**Data excerpts**
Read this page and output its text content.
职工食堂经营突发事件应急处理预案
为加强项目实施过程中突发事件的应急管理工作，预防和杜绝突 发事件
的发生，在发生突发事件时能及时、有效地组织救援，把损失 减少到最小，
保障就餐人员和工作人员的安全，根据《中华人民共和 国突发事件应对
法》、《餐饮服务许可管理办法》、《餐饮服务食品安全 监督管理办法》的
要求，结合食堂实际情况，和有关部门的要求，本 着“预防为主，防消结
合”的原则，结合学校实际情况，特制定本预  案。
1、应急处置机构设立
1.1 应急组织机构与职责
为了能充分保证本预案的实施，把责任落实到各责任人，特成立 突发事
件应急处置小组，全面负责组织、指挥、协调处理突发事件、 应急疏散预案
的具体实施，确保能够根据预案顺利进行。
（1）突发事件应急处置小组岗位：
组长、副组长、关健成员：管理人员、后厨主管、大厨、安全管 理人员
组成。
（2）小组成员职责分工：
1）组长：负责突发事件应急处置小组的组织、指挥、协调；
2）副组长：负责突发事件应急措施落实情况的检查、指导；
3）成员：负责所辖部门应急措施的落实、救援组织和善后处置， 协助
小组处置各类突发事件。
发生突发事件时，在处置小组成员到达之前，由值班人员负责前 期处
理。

**What to produce**
Repeat every record, keeping each word and mark exactly as it is.

**Correct result**
Read this page and output its text content.
职工食堂经营突发事件应急处理预案
为加强项目实施过程中突发事件的应急管理工作，预防和杜绝突 发事件
的发生，在发生突发事件时能及时、有效地组织救援，把损失 减少到最小，
保障就餐人员和工作人员的安全，根据《中华人民共和 国突发事件应对
法》、《餐饮服务许可管理办法》、《餐饮服务食品安全 监督管理办法》的
要求，结合食堂实际情况，和有关部门的要求，本 着“预防为主，防消结
合”的原则，结合学校实际情况，特制定本预  案。
1、应急处置机构设立
1.1 应急组织机构与职责
为了能充分保证本预案的实施，把责任落实到各责任人，特成立 突发事
件应急处置小组，全面负责组织、指挥、协调处理突发事件、 应急疏散预案
的具体实施，确保能够根据预案顺利进行。
（1）突发事件应急处置小组岗位：
组长、副组长、关健成员：管理人员、后厨主管、大厨、安全管 理人员
组成。
（2）小组成员职责分工：
1）组长：负责突发事件应急处置小组的组织、指挥、协调；
2）副组长：负责突发事件应急措施落实情况的检查、指导；
3）成员：负责所辖部门应急措施的落实、救援组织和善后处置， 协助
小组处置各类突发事件。
发生突发事件时，在处置小组成员到达之前，由值班人员负责前 期处
理。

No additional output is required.